# RECORDS PROVIDED
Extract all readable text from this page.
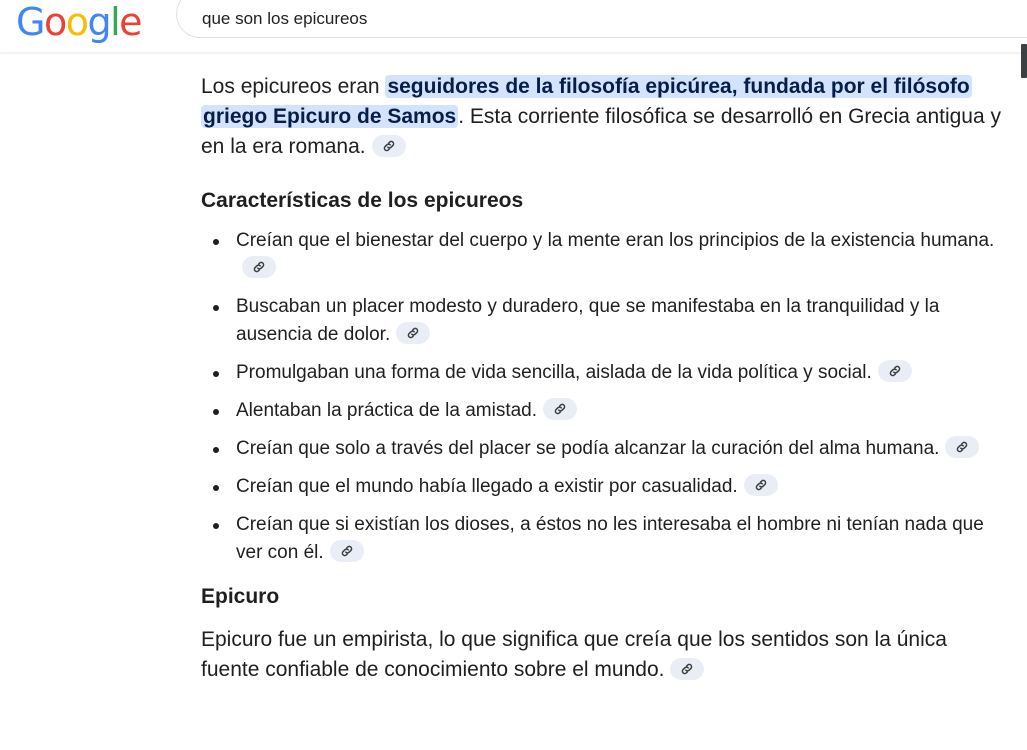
Google	que son los epicureos

Los epicureos eran seguidores de la filosofía epicúrea, fundada por el filósofo griego Epicuro de Samos. Esta corriente filosófica se desarrolló en Grecia antigua y en la era romana.

Características de los epicureos
Creían que el bienestar del cuerpo y la mente eran los principios de la existencia humana.
Buscaban un placer modesto y duradero, que se manifestaba en la tranquilidad y la ausencia de dolor.
Promulgaban una forma de vida sencilla, aislada de la vida política y social.
Alentaban la práctica de la amistad.
Creían que solo a través del placer se podía alcanzar la curación del alma humana.
Creían que el mundo había llegado a existir por casualidad.
Creían que si existían los dioses, a éstos no les interesaba el hombre ni tenían nada que ver con él.
Epicuro

Epicuro fue un empirista, lo que significa que creía que los sentidos son la única fuente confiable de conocimiento sobre el mundo.
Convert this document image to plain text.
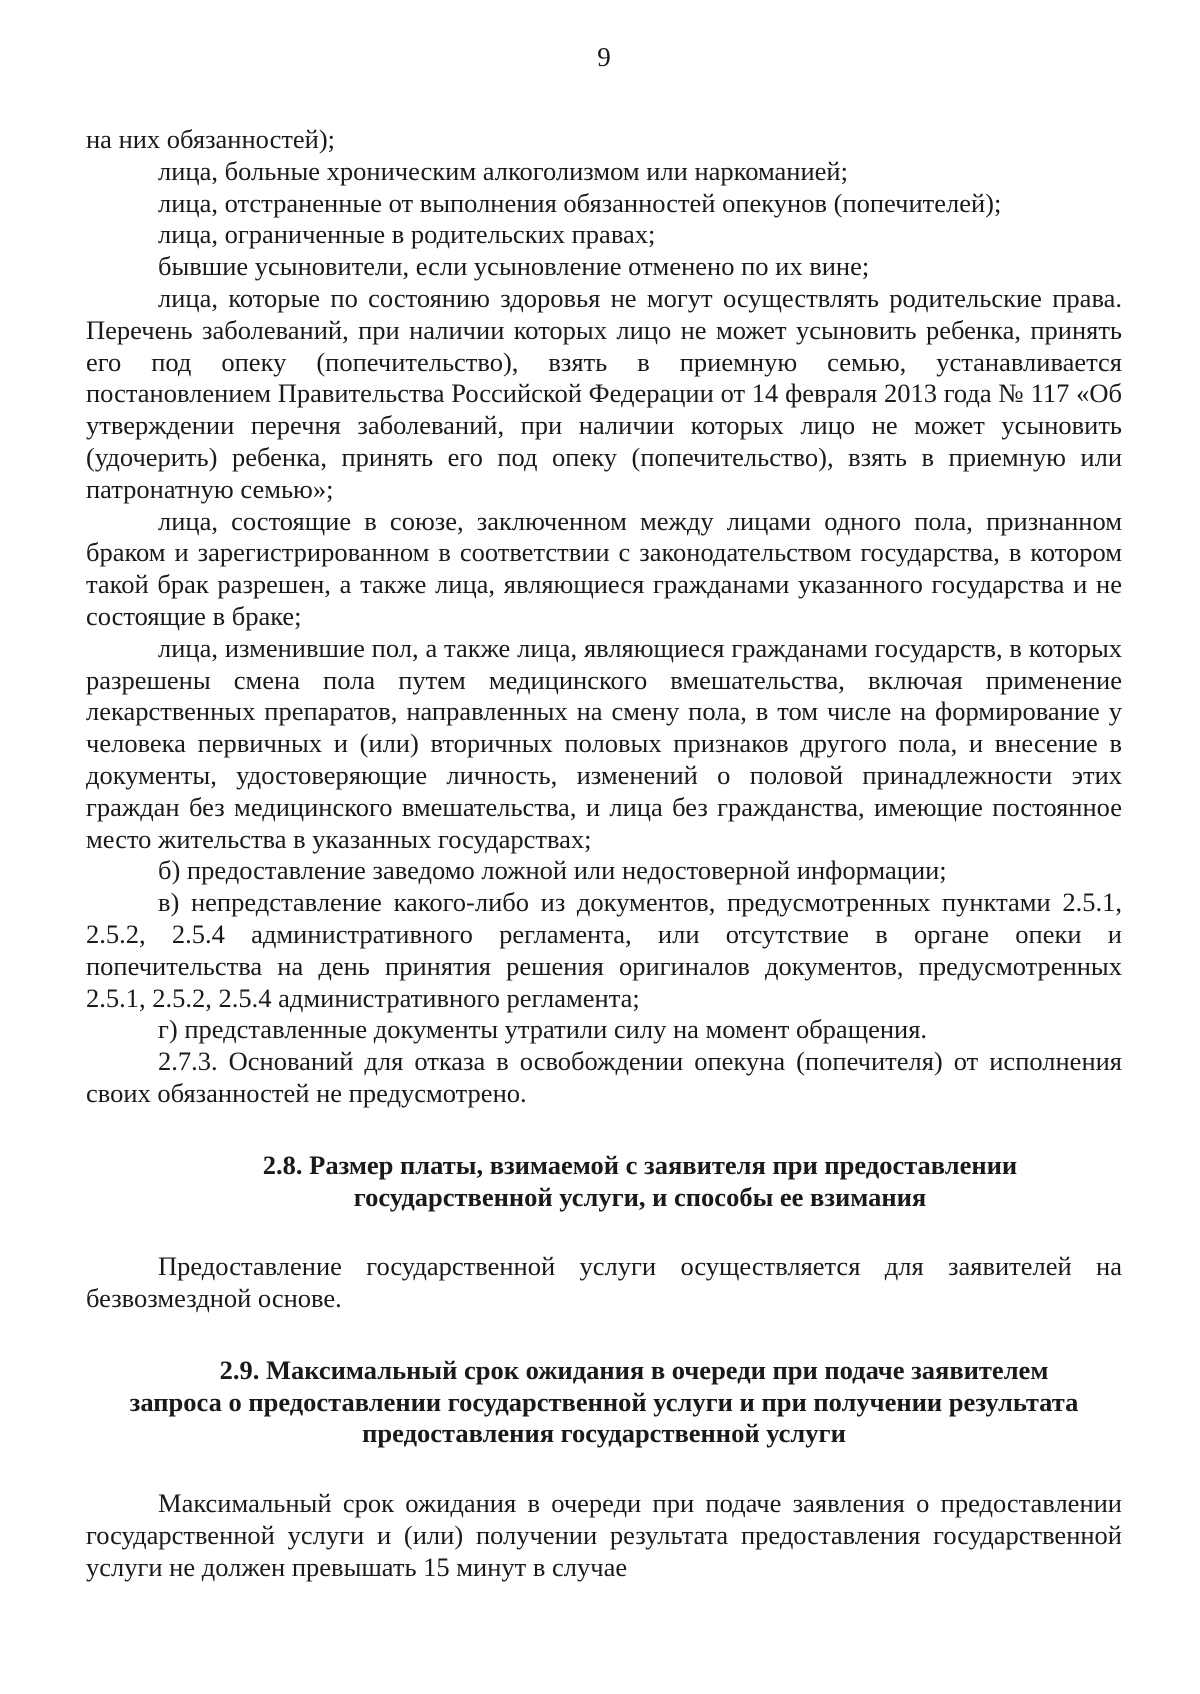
9

на них обязанностей);

лица, больные хроническим алкоголизмом или наркоманией;

лица, отстраненные от выполнения обязанностей опекунов (попечителей);

лица, ограниченные в родительских правах;

бывшие усыновители, если усыновление отменено по их вине;

лица, которые по состоянию здоровья не могут осуществлять родительские права. Перечень заболеваний, при наличии которых лицо не может усыновить ребенка, принять его под опеку (попечительство), взять в приемную семью, устанавливается постановлением Правительства Российской Федерации от 14 февраля 2013 года № 117 «Об утверждении перечня заболеваний, при наличии которых лицо не может усыновить (удочерить) ребенка, принять его под опеку (попечительство), взять в приемную или патронатную семью»;

лица, состоящие в союзе, заключенном между лицами одного пола, признанном браком и зарегистрированном в соответствии с законодательством государства, в котором такой брак разрешен, а также лица, являющиеся гражданами указанного государства и не состоящие в браке;

лица, изменившие пол, а также лица, являющиеся гражданами государств, в которых разрешены смена пола путем медицинского вмешательства, включая применение лекарственных препаратов, направленных на смену пола, в том числе на формирование у человека первичных и (или) вторичных половых признаков другого пола, и внесение в документы, удостоверяющие личность, изменений о половой принадлежности этих граждан без медицинского вмешательства, и лица без гражданства, имеющие постоянное место жительства в указанных государствах;

б) предоставление заведомо ложной или недостоверной информации;

в) непредставление какого-либо из документов, предусмотренных пунктами 2.5.1, 2.5.2, 2.5.4 административного регламента, или отсутствие в органе опеки и попечительства на день принятия решения оригиналов документов, предусмотренных 2.5.1, 2.5.2, 2.5.4 административного регламента;

г) представленные документы утратили силу на момент обращения.

2.7.3. Оснований для отказа в освобождении опекуна (попечителя) от исполнения своих обязанностей не предусмотрено.

2.8. Размер платы, взимаемой с заявителя при предоставлении
государственной услуги, и способы ее взимания

Предоставление государственной услуги осуществляется для заявителей на безвозмездной основе.

2.9. Максимальный срок ожидания в очереди при подаче заявителем
запроса о предоставлении государственной услуги и при получении результата
предоставления государственной услуги

Максимальный срок ожидания в очереди при подаче заявления о предоставлении государственной услуги и (или) получении результата предоставления государственной услуги не должен превышать 15 минут в случае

# SET TASK
Check every line in the material above for the string "пола", then give only the number of lines that have it.

# COMPLETE OUTPUT
2